Directions for this task: The records below must be transcribed exactly. Do not include the pictures.

Saved entries:

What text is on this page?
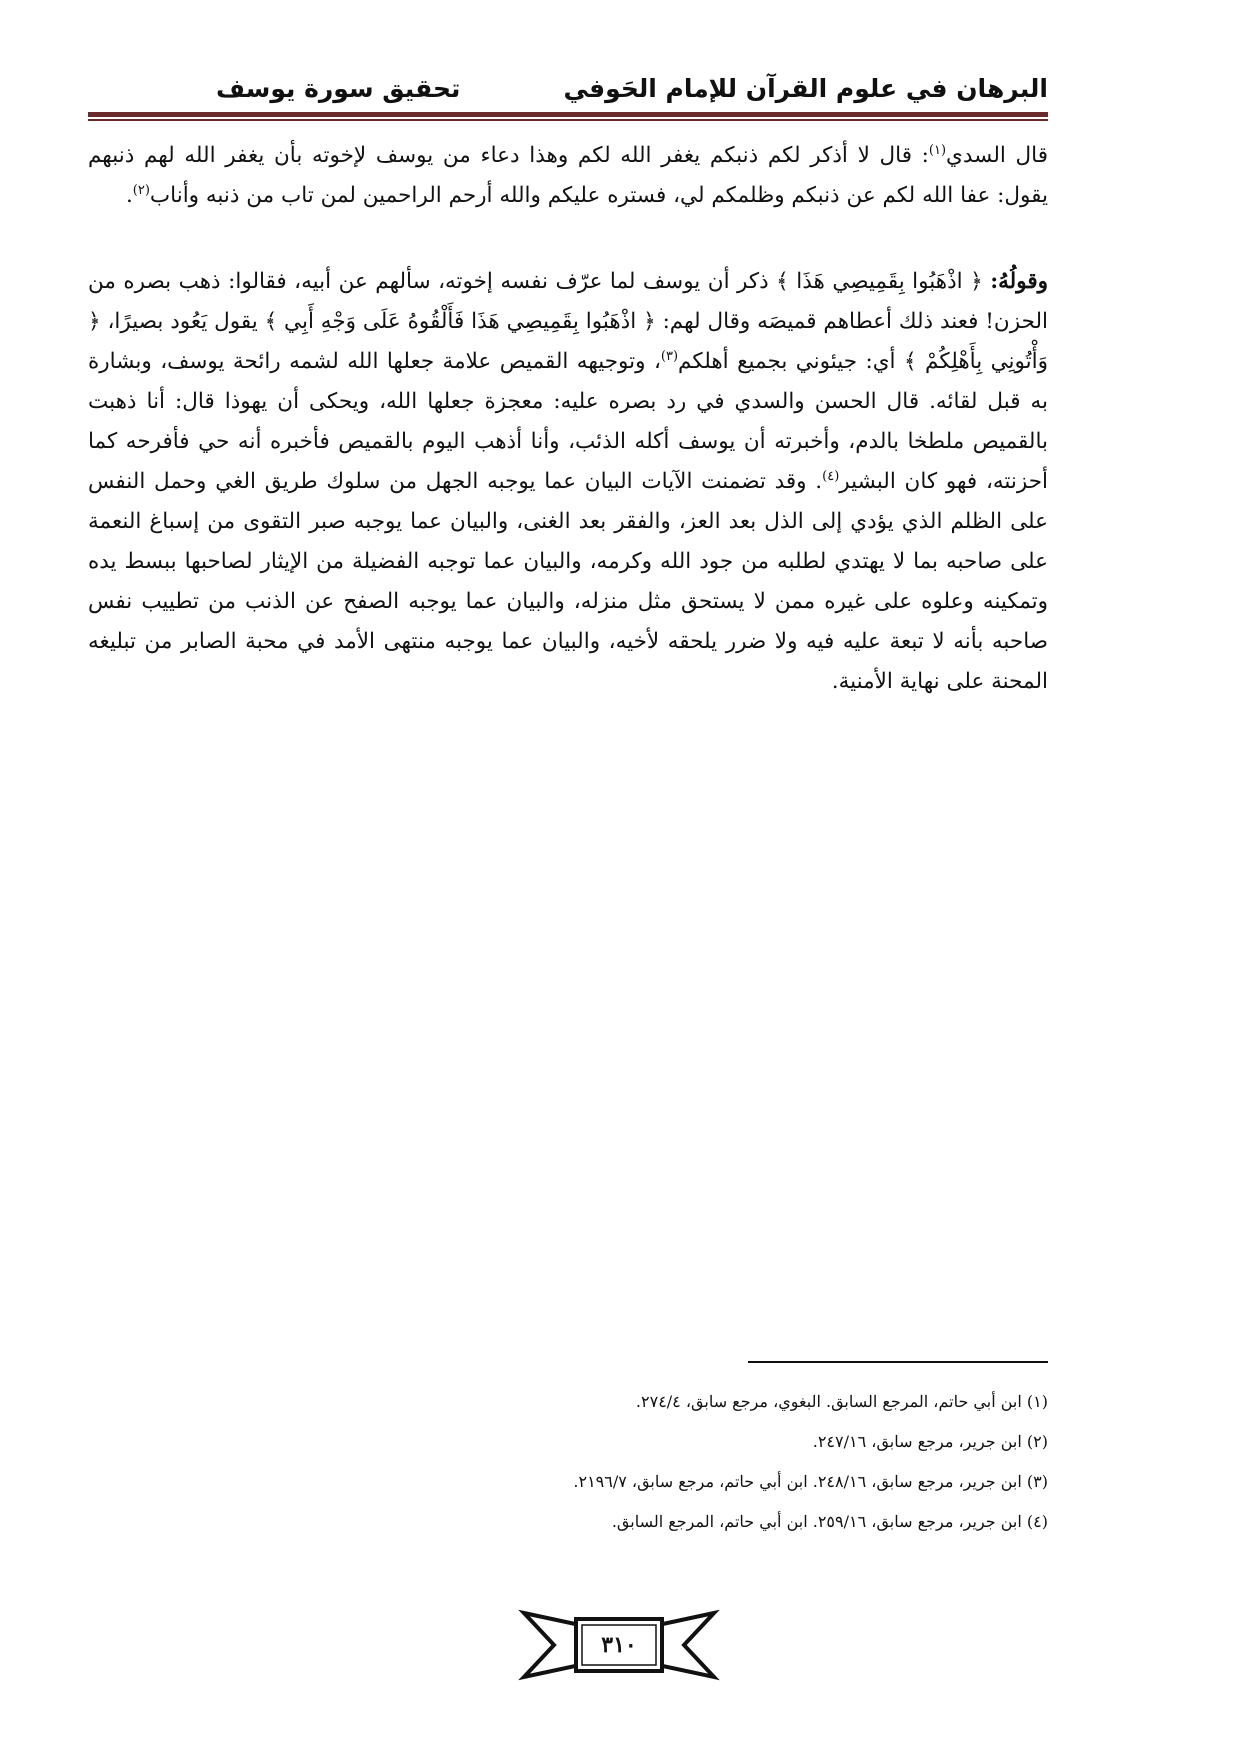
البرهان في علوم القرآن للإمام الحَوفي
تحقيق سورة يوسف

قال السدي$^{(١)}$: قال لا أذكر لكم ذنبكم يغفر الله لكم وهذا دعاء من يوسف لإخوته بأن يغفر الله لهم ذنبهم يقول: عفا الله لكم عن ذنبكم وظلمكم لي، فستره عليكم والله أرحم الراحمين لمن تاب من ذنبه وأناب$^{(٢)}$.

وقولُهُ: ﴿ اذْهَبُوا بِقَمِيصِي هَذَا ﴾ ذكر أن يوسف لما عرّف نفسه إخوته، سألهم عن أبيه، فقالوا: ذهب بصره من الحزن! فعند ذلك أعطاهم قميصَه وقال لهم: ﴿ اذْهَبُوا بِقَمِيصِي هَذَا فَأَلْقُوهُ عَلَى وَجْهِ أَبِي ﴾ يقول يَعُود بصيرًا، ﴿ وَأْتُونِي بِأَهْلِكُمْ ﴾ أي: جيئوني بجميع أهلكم$^{(٣)}$، وتوجيهه القميص علامة جعلها الله لشمه رائحة يوسف، وبشارة به قبل لقائه. قال الحسن والسدي في رد بصره عليه: معجزة جعلها الله، ويحكى أن يهوذا قال: أنا ذهبت بالقميص ملطخا بالدم، وأخبرته أن يوسف أكله الذئب، وأنا أذهب اليوم بالقميص فأخبره أنه حي فأفرحه كما أحزنته، فهو كان البشير$^{(٤)}$. وقد تضمنت الآيات البيان عما يوجبه الجهل من سلوك طريق الغي وحمل النفس على الظلم الذي يؤدي إلى الذل بعد العز، والفقر بعد الغنى، والبيان عما يوجبه صبر التقوى من إسباغ النعمة على صاحبه بما لا يهتدي لطلبه من جود الله وكرمه، والبيان عما توجبه الفضيلة من الإيثار لصاحبها ببسط يده وتمكينه وعلوه على غيره ممن لا يستحق مثل منزله، والبيان عما يوجبه الصفح عن الذنب من تطييب نفس صاحبه بأنه لا تبعة عليه فيه ولا ضرر يلحقه لأخيه، والبيان عما يوجبه منتهى الأمد في محبة الصابر من تبليغه المحنة على نهاية الأمنية.

(١) ابن أبي حاتم، المرجع السابق. البغوي، مرجع سابق، ٢٧٤/٤.
(٢) ابن جرير، مرجع سابق، ٢٤٧/١٦.
(٣) ابن جرير، مرجع سابق، ٢٤٨/١٦. ابن أبي حاتم، مرجع سابق، ٢١٩٦/٧.
(٤) ابن جرير، مرجع سابق، ٢٥٩/١٦. ابن أبي حاتم، المرجع السابق.
٣١٠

Output for this exercise:
What text is on this page?
البرهان في علوم القرآن للإمام الحَوفي
تحقيق سورة يوسف

قال السدي$^{(١)}$: قال لا أذكر لكم ذنبكم يغفر الله لكم وهذا دعاء من يوسف لإخوته بأن يغفر الله لهم ذنبهم يقول: عفا الله لكم عن ذنبكم وظلمكم لي، فستره عليكم والله أرحم الراحمين لمن تاب من ذنبه وأناب$^{(٢)}$.

وقولُهُ: ﴿ اذْهَبُوا بِقَمِيصِي هَذَا ﴾ ذكر أن يوسف لما عرّف نفسه إخوته، سألهم عن أبيه، فقالوا: ذهب بصره من الحزن! فعند ذلك أعطاهم قميصَه وقال لهم: ﴿ اذْهَبُوا بِقَمِيصِي هَذَا فَأَلْقُوهُ عَلَى وَجْهِ أَبِي ﴾ يقول يَعُود بصيرًا، ﴿ وَأْتُونِي بِأَهْلِكُمْ ﴾ أي: جيئوني بجميع أهلكم$^{(٣)}$، وتوجيهه القميص علامة جعلها الله لشمه رائحة يوسف، وبشارة به قبل لقائه. قال الحسن والسدي في رد بصره عليه: معجزة جعلها الله، ويحكى أن يهوذا قال: أنا ذهبت بالقميص ملطخا بالدم، وأخبرته أن يوسف أكله الذئب، وأنا أذهب اليوم بالقميص فأخبره أنه حي فأفرحه كما أحزنته، فهو كان البشير$^{(٤)}$. وقد تضمنت الآيات البيان عما يوجبه الجهل من سلوك طريق الغي وحمل النفس على الظلم الذي يؤدي إلى الذل بعد العز، والفقر بعد الغنى، والبيان عما يوجبه صبر التقوى من إسباغ النعمة على صاحبه بما لا يهتدي لطلبه من جود الله وكرمه، والبيان عما توجبه الفضيلة من الإيثار لصاحبها ببسط يده وتمكينه وعلوه على غيره ممن لا يستحق مثل منزله، والبيان عما يوجبه الصفح عن الذنب من تطييب نفس صاحبه بأنه لا تبعة عليه فيه ولا ضرر يلحقه لأخيه، والبيان عما يوجبه منتهى الأمد في محبة الصابر من تبليغه المحنة على نهاية الأمنية.

(١) ابن أبي حاتم، المرجع السابق. البغوي، مرجع سابق، ٢٧٤/٤.
(٢) ابن جرير، مرجع سابق، ٢٤٧/١٦.
(٣) ابن جرير، مرجع سابق، ٢٤٨/١٦. ابن أبي حاتم، مرجع سابق، ٢١٩٦/٧.
(٤) ابن جرير، مرجع سابق، ٢٥٩/١٦. ابن أبي حاتم، المرجع السابق.
٣١٠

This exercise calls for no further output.